Stored dataset items:
------------------------

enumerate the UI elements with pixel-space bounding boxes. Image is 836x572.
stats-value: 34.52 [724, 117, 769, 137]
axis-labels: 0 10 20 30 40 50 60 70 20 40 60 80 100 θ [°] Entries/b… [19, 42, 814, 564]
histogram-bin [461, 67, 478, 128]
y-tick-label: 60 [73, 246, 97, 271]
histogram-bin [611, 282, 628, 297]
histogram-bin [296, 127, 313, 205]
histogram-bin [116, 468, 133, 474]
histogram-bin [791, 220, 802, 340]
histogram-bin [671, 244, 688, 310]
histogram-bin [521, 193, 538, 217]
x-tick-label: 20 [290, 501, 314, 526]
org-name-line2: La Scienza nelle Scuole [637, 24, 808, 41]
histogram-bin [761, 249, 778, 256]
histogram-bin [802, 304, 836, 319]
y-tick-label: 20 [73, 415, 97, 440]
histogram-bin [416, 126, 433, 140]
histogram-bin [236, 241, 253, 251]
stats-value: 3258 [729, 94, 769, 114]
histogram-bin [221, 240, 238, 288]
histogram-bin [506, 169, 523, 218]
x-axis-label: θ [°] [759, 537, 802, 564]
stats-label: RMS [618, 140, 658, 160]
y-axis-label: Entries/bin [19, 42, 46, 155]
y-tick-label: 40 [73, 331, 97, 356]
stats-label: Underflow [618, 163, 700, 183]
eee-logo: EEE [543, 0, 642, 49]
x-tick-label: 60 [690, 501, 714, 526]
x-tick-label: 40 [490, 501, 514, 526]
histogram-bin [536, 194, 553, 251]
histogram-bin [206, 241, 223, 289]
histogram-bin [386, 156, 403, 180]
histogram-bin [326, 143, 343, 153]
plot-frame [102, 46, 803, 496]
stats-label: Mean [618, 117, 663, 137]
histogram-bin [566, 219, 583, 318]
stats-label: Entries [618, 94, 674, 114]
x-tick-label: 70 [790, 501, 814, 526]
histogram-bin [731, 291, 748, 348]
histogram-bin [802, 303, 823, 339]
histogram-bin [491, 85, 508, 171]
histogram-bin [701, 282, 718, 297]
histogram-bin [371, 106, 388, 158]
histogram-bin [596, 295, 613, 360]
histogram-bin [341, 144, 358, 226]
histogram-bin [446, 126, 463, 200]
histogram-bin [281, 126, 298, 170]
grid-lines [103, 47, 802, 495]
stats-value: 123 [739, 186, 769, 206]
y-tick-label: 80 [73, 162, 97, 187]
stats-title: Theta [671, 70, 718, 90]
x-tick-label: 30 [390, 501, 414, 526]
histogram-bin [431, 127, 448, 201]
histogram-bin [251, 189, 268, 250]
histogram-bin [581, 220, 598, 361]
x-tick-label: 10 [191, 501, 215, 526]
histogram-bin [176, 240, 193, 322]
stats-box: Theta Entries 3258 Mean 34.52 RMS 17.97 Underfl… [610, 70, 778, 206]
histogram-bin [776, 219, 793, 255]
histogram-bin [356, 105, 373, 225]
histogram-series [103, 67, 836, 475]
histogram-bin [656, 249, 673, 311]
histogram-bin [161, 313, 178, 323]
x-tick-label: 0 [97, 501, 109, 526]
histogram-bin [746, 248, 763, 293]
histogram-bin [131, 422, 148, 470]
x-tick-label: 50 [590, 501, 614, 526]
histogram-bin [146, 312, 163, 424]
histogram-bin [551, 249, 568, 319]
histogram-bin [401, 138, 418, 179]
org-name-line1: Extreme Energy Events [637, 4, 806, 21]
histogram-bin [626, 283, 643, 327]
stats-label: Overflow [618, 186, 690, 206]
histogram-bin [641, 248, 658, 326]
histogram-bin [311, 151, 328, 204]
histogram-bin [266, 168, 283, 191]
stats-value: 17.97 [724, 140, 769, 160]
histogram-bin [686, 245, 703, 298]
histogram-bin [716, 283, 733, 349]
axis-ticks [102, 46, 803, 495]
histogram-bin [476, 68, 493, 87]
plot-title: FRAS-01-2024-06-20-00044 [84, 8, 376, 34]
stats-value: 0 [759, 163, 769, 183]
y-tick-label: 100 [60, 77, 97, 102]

------------------------

What is asked: Turn the entries into a Markdown table with the columns Row and Line, starting at the first line and stopping after the line that contains "stats-value: 3258 [729, 94, 769, 114]". Leave out any blank lines.

Result for this task:
| Row | Line |
|---|---|
| 1 | enumerate the UI elements with pixel-space bounding boxes. Image is 836x572. |
| 2 | stats-value: 34.52 [724, 117, 769, 137] |
| 3 | axis-labels: 0 10 20 30 40 50 60 70 20 40 60 80 100 θ [°] Entries/b… [19, 42, 814, 564] |
| 4 | histogram-bin [461, 67, 478, 128] |
| 5 | y-tick-label: 60 [73, 246, 97, 271] |
| 6 | histogram-bin [611, 282, 628, 297] |
| 7 | histogram-bin [296, 127, 313, 205] |
| 8 | histogram-bin [116, 468, 133, 474] |
| 9 | histogram-bin [791, 220, 802, 340] |
| 10 | histogram-bin [671, 244, 688, 310] |
| 11 | histogram-bin [521, 193, 538, 217] |
| 12 | x-tick-label: 20 [290, 501, 314, 526] |
| 13 | org-name-line2: La Scienza nelle Scuole [637, 24, 808, 41] |
| 14 | histogram-bin [761, 249, 778, 256] |
| 15 | histogram-bin [802, 304, 836, 319] |
| 16 | y-tick-label: 20 [73, 415, 97, 440] |
| 17 | histogram-bin [416, 126, 433, 140] |
| 18 | histogram-bin [236, 241, 253, 251] |
| 19 | stats-value: 3258 [729, 94, 769, 114] |